◆ Stored records:
::::
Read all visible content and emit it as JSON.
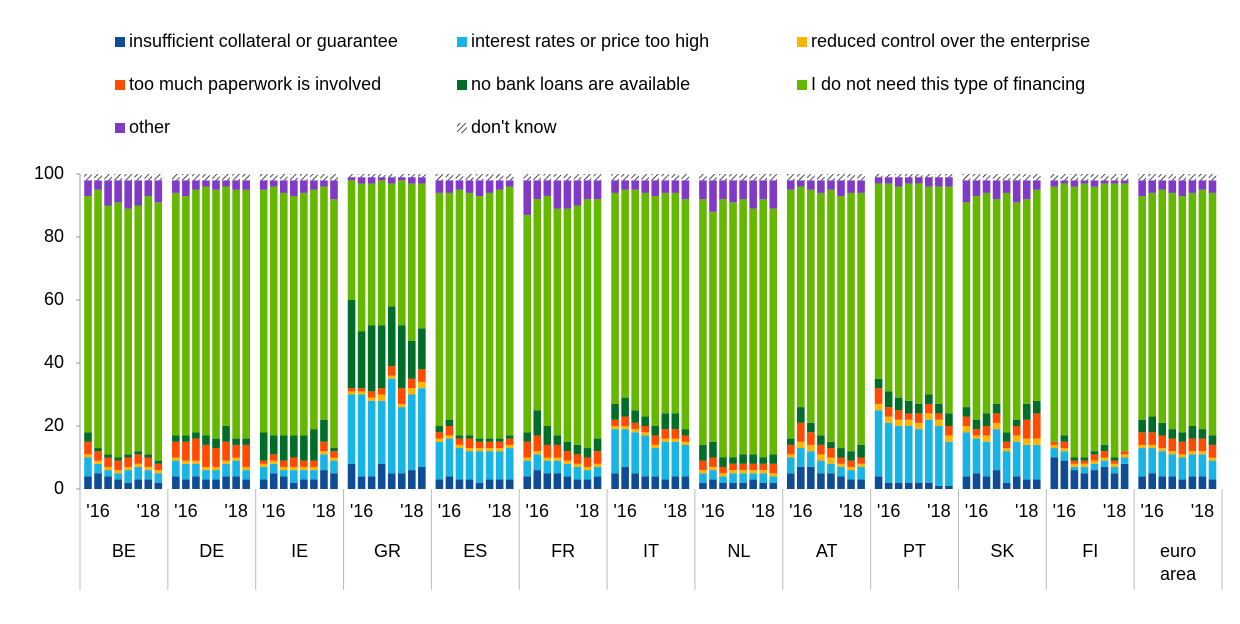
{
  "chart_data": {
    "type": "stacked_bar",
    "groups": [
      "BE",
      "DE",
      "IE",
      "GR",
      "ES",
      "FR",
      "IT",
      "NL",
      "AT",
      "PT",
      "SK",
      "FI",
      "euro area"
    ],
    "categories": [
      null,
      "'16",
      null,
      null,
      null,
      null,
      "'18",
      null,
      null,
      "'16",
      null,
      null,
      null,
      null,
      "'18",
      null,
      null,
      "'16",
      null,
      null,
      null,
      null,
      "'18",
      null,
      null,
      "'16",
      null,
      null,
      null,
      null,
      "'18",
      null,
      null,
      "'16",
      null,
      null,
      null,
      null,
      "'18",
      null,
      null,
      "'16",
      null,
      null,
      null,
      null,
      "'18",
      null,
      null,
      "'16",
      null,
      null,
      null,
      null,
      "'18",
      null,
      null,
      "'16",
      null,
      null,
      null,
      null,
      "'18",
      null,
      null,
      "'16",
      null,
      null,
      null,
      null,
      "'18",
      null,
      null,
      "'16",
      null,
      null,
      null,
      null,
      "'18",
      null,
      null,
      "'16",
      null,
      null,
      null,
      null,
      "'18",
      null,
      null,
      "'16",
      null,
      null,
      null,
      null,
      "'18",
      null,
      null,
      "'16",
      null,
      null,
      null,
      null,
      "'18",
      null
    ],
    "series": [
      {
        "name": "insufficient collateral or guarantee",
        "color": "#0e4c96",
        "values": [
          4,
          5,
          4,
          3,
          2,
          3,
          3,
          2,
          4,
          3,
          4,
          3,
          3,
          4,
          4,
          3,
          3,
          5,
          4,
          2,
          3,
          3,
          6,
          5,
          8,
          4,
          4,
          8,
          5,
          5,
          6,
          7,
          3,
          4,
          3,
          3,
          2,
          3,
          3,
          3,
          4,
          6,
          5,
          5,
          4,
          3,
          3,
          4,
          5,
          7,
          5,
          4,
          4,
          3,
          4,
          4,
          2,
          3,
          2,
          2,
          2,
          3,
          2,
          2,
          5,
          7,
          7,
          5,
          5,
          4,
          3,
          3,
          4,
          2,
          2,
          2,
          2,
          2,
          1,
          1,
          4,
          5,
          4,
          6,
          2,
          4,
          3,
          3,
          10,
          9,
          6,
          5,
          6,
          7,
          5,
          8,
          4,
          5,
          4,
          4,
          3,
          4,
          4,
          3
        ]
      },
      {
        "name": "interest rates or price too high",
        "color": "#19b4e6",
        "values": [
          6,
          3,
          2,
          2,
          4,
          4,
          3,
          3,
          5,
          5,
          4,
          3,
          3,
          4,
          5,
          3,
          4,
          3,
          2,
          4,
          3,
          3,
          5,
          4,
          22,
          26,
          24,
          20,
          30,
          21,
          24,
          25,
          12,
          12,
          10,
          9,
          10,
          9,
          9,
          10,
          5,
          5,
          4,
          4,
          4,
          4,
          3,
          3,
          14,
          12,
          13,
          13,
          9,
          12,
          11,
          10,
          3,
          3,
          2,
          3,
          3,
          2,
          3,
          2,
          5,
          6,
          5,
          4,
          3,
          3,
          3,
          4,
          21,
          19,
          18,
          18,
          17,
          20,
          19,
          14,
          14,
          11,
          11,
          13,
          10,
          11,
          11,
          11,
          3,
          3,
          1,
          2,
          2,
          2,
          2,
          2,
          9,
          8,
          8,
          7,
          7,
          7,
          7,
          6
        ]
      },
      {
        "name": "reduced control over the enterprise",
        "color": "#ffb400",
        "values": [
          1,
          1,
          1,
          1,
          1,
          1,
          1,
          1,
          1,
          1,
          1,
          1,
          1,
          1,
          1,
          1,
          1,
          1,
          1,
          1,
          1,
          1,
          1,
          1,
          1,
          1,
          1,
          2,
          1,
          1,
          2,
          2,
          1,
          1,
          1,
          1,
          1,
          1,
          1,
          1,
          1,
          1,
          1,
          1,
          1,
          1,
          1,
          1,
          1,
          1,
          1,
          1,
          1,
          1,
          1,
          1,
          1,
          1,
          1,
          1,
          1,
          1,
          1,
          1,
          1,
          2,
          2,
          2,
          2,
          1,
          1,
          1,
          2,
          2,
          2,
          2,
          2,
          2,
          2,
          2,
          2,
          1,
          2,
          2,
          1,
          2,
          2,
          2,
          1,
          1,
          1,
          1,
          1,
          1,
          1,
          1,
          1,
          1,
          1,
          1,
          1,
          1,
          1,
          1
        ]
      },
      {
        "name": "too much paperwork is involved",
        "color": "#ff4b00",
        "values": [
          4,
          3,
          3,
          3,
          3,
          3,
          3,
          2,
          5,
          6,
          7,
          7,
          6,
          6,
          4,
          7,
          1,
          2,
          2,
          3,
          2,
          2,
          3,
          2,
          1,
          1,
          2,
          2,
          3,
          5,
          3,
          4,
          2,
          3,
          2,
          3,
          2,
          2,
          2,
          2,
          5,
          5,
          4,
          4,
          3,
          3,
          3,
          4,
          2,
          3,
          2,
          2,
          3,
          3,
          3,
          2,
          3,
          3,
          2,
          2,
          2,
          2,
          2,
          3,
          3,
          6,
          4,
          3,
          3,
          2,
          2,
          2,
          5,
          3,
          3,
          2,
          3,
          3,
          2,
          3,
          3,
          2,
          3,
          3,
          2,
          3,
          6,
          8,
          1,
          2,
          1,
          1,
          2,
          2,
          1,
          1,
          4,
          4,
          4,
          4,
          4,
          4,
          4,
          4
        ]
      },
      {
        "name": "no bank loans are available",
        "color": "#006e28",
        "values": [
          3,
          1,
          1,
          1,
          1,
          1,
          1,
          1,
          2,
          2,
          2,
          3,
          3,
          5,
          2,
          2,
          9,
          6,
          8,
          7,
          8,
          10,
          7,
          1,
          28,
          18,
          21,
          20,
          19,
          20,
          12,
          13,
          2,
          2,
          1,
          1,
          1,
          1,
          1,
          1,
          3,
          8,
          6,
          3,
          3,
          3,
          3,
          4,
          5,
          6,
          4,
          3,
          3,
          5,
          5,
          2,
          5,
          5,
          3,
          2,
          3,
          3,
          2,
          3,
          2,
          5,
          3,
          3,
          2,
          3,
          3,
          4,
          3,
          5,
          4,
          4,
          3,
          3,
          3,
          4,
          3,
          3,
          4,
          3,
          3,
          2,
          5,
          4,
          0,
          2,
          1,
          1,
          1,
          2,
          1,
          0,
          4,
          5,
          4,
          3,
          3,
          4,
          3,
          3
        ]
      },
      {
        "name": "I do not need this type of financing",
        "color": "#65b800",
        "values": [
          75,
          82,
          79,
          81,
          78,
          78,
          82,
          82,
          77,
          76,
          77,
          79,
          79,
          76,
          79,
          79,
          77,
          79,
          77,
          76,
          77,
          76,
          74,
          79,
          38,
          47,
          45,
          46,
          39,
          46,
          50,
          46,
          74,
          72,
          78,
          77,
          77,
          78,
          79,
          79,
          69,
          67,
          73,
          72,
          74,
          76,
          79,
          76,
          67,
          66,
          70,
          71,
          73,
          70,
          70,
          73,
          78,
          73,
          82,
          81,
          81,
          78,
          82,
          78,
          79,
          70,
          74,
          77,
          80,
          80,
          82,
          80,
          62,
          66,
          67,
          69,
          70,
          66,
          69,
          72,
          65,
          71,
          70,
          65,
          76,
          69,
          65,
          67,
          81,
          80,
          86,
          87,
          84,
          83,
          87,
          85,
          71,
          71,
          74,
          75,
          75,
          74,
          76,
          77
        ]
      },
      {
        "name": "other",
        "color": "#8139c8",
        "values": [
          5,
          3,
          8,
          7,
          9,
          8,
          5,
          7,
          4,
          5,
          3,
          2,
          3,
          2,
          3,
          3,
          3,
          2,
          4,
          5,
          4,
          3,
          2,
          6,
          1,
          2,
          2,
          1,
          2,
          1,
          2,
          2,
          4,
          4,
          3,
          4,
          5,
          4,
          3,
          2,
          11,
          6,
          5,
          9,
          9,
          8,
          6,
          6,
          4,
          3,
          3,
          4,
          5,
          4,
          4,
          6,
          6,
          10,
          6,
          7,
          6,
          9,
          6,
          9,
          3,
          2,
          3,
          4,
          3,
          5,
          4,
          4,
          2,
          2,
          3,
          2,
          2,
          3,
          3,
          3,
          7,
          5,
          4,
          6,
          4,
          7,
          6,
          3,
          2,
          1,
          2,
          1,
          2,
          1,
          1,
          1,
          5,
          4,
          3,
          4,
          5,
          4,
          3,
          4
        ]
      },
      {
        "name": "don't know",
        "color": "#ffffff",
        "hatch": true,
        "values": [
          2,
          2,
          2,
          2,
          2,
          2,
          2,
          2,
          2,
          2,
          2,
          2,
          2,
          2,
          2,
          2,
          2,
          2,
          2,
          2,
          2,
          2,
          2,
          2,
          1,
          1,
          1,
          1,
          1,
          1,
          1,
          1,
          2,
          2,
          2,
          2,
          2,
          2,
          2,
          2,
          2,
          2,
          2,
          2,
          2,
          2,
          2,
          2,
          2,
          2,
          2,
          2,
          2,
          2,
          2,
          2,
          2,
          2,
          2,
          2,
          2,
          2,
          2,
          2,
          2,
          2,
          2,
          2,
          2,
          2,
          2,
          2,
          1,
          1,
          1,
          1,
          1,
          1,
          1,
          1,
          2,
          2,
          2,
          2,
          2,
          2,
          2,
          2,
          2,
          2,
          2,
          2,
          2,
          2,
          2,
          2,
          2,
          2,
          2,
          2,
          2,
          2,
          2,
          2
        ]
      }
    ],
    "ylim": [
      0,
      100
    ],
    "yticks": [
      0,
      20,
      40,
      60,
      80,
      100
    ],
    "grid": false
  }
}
::::
◆ Exercise prompt: Return each line where "name" shows up.

◆ Response to this task:
        "name": "insufficient collateral or guarantee",
        "name": "interest rates or price too high",
        "name": "reduced control over the enterprise",
        "name": "too much paperwork is involved",
        "name": "no bank loans are available",
        "name": "I do not need this type of financing",
        "name": "other",
        "name": "don't know",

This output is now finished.